TASK TO CARRY OUT — In the homebrewing comments, how many different styles of glasses does the writer who insists on pouring "good" beer into a glass say they use?

SELECTED PASSAGE —
------------
Its worth pointing out as well that "good" beer should ALWAYS be poured into a glass. And when pouring you can easily control the sediment. A bottle inhibits your ability to smell the beer as you drink it, meaning you are not getting the full effect of the beer that you either paid dearly for or worked hard on. I have four different styles of glasses that I use depending on the style of beer I am drinking, a habit I've noticed most serious homebrewers pick up to some extent...
Thanks for your videos and info! I bought 2 dozen of the Sed Ex catchers and they do work great. It's a bit of a workout for the fingers, but doable. I started conditoning a batch and decided to make a second batch and also wanted to use the Sed Ex caps. When the first batch was done conditioning, I placed the bottles in the fridge to cool overnight. The next day, I removed the Sed Ex cap, flipped on a Star San'd twist cap and capped it. It takes only a few seconds to twist off the Sed Ex cap and recap with a twist cap, so it doesn't lose much fizz and you don't have to pour from one bottle to another to eliminate the sediment. Check the price - buying 2 dozen was cheaper for me because we saved on shipping. I've watched many of your videos - some a few times, and learn more all the time. Thank you!
No knocks on you, Craig, as I would be lost without your videos, but a good heads-up and review for a great new product!!!! Whoever designed these is a genius!!! CHEERS!!!!!!
Hi Craig, Great videos! Just getting back into brewing again after a few years off. Very helpful. The Australian bottle (stubbie) you show is a Crown Lager stubbie and is a nice commercial brew but no-one I know uses them for homebrew. All my friends use Coopers stubbies, some of them from many years ago that have dropped "shoulders". Thanks again, very helpful and good to see Coopers being appreciated by people around the world.
I can finally share my home brews without having to give the lame old sediment disclaimer to my friends! Thanks for sharing this. (and a belated thanks for all the tips I've employed from your other videos.)
thank you craig :) this is going to be awesome. i've got my order in for 150 of these. i'm going to share them with my father-in-law. he's retired now and wants to start brewing his own; so these along with all the other gear i've got for him will complete the total package.
------------
[Part of a data file]
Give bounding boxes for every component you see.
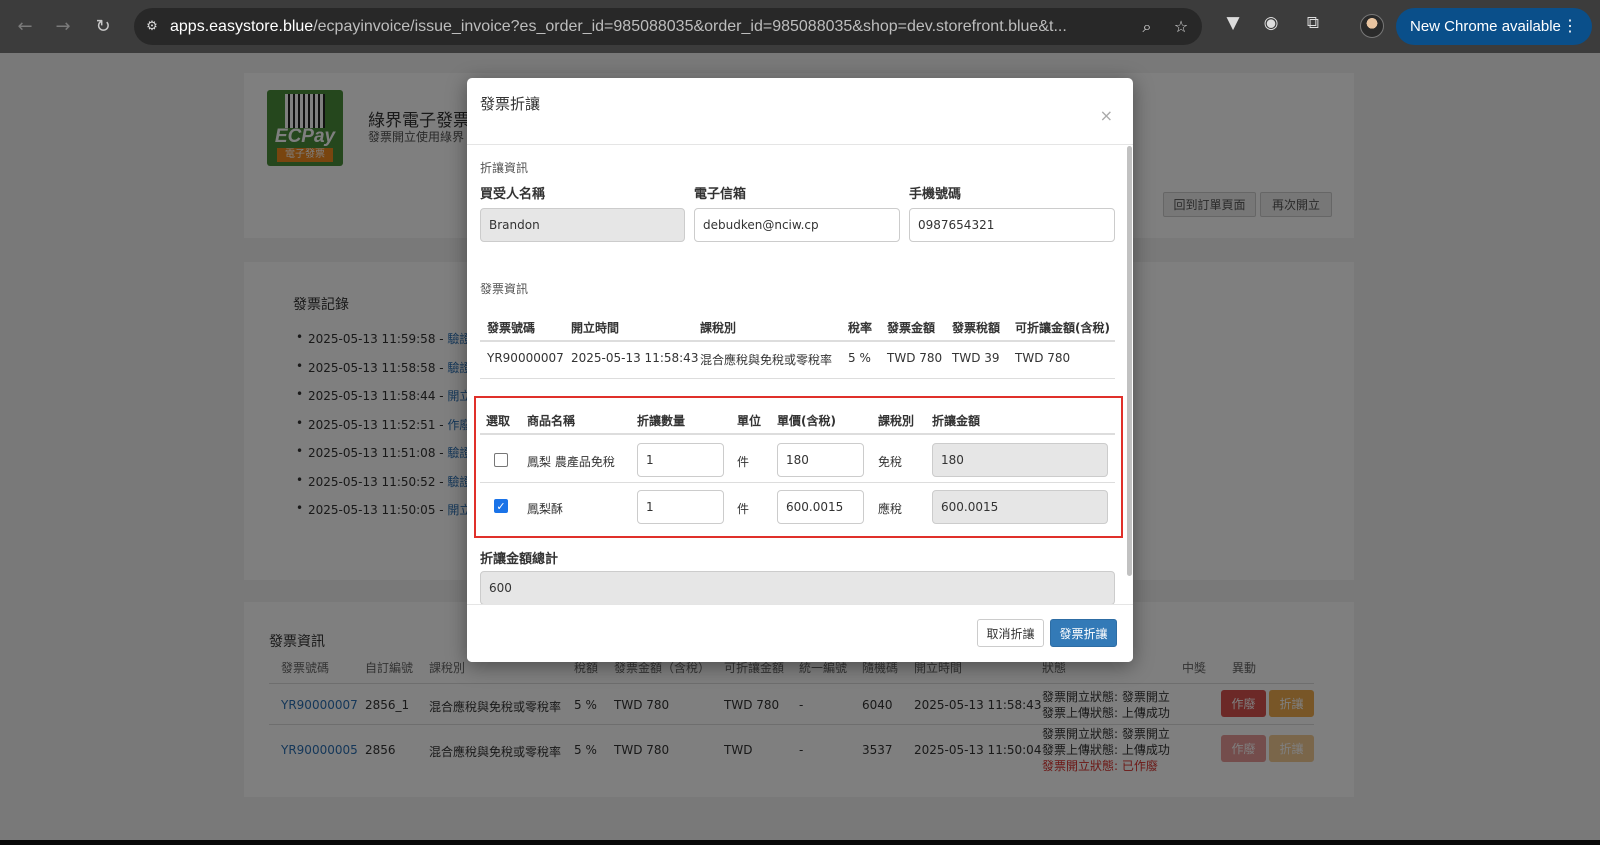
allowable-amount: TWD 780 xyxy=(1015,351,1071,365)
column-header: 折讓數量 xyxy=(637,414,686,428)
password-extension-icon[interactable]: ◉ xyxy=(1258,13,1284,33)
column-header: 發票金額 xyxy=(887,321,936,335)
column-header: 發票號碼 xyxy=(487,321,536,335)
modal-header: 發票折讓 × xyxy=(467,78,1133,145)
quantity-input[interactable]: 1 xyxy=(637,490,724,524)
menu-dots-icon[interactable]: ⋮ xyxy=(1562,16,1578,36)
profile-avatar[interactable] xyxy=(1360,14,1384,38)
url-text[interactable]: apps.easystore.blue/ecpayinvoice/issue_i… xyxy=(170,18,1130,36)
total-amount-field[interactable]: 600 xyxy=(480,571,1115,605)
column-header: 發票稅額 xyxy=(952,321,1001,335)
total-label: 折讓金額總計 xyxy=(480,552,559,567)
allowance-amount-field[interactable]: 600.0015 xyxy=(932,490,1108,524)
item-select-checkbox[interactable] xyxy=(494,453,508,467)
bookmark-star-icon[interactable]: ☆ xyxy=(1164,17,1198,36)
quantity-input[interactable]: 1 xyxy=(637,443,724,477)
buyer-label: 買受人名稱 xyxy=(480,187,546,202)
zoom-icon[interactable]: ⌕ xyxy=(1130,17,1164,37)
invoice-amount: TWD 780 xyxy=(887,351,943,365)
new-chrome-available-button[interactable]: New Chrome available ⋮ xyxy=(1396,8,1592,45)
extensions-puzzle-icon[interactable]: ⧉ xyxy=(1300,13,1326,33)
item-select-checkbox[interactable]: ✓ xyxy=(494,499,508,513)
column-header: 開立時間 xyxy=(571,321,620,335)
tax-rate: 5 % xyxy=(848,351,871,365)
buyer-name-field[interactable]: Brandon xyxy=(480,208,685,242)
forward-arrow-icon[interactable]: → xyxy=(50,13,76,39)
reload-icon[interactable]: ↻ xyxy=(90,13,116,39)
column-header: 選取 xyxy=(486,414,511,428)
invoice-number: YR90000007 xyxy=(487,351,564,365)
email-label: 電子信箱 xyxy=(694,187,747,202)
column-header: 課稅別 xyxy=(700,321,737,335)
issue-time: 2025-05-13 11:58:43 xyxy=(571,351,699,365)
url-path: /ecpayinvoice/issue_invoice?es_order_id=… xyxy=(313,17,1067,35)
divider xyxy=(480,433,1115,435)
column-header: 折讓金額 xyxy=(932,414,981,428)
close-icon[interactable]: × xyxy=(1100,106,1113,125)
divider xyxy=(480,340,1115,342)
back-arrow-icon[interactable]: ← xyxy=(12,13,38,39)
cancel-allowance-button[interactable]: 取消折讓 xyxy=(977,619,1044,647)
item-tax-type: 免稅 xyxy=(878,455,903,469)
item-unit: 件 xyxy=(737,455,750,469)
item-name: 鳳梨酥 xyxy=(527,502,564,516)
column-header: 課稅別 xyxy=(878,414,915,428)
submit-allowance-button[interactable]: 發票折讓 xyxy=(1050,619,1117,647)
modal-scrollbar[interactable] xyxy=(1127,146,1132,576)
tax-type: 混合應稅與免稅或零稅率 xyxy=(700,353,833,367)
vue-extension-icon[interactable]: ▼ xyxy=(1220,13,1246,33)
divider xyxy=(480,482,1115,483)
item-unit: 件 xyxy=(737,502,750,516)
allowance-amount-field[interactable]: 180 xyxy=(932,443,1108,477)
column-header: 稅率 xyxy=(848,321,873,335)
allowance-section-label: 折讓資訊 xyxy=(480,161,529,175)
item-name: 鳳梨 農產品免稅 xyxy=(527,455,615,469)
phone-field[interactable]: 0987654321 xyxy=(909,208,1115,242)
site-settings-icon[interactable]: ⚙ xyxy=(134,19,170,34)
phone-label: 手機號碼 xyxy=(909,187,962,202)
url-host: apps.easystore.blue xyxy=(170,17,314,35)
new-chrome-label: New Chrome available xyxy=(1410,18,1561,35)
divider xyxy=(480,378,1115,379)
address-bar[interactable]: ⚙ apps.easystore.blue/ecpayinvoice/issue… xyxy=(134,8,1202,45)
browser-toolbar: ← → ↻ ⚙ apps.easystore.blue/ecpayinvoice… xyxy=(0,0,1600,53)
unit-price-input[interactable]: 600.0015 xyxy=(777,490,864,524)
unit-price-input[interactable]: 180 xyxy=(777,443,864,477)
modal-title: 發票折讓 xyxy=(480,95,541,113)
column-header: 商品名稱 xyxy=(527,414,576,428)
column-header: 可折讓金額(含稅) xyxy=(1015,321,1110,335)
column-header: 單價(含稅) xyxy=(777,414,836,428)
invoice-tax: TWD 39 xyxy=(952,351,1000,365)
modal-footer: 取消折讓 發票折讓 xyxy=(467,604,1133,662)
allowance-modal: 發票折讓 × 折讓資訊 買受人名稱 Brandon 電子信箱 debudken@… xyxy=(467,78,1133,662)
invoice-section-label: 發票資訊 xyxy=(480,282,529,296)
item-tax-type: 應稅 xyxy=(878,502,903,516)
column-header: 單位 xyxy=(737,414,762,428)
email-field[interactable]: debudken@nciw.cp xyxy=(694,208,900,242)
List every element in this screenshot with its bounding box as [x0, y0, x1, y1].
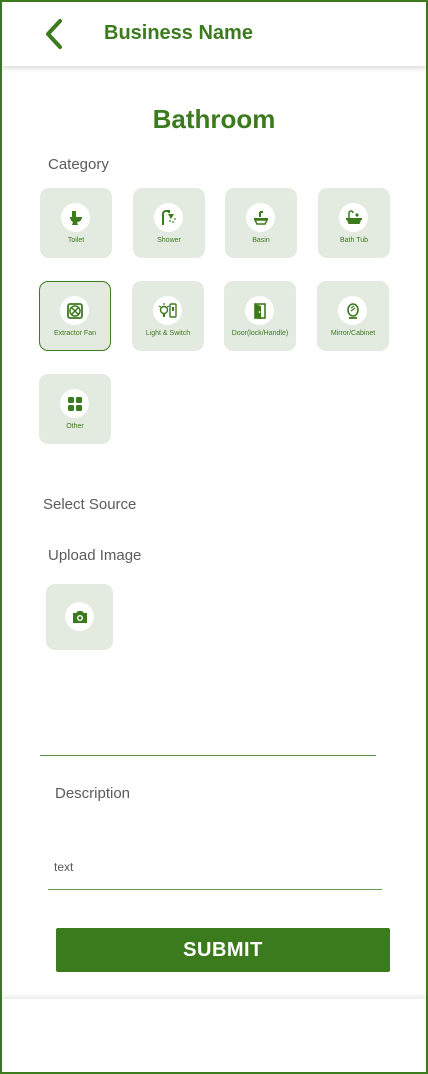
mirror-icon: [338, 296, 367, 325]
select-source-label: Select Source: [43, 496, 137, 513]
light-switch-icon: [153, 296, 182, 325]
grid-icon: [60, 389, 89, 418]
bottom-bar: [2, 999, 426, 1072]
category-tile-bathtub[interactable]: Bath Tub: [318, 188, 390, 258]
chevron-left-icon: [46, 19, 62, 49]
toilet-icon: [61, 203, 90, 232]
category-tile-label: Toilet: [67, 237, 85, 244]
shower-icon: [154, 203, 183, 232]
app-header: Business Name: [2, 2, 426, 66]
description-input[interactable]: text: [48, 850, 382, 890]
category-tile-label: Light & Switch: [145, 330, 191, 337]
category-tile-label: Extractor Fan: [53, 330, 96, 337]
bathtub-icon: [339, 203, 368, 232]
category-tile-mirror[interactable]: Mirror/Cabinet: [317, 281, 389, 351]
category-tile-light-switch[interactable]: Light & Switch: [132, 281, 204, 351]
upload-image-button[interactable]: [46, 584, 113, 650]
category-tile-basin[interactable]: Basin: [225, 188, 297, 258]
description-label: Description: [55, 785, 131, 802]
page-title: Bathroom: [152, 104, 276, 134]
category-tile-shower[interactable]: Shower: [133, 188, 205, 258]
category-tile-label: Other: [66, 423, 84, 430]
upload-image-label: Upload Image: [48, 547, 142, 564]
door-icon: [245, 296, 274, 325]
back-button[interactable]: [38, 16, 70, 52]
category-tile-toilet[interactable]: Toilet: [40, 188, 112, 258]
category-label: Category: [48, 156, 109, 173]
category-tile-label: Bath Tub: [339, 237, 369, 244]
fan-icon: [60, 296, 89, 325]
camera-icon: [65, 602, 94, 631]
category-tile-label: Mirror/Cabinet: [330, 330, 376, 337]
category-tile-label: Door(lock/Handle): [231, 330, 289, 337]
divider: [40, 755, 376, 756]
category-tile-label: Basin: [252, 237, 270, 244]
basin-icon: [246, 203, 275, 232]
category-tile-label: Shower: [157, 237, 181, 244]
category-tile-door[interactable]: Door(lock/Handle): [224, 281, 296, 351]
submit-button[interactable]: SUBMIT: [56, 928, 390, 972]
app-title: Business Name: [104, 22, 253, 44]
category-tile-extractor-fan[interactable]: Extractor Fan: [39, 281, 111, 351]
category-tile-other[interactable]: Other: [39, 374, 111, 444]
------------
WORKED SOLUTION — Four.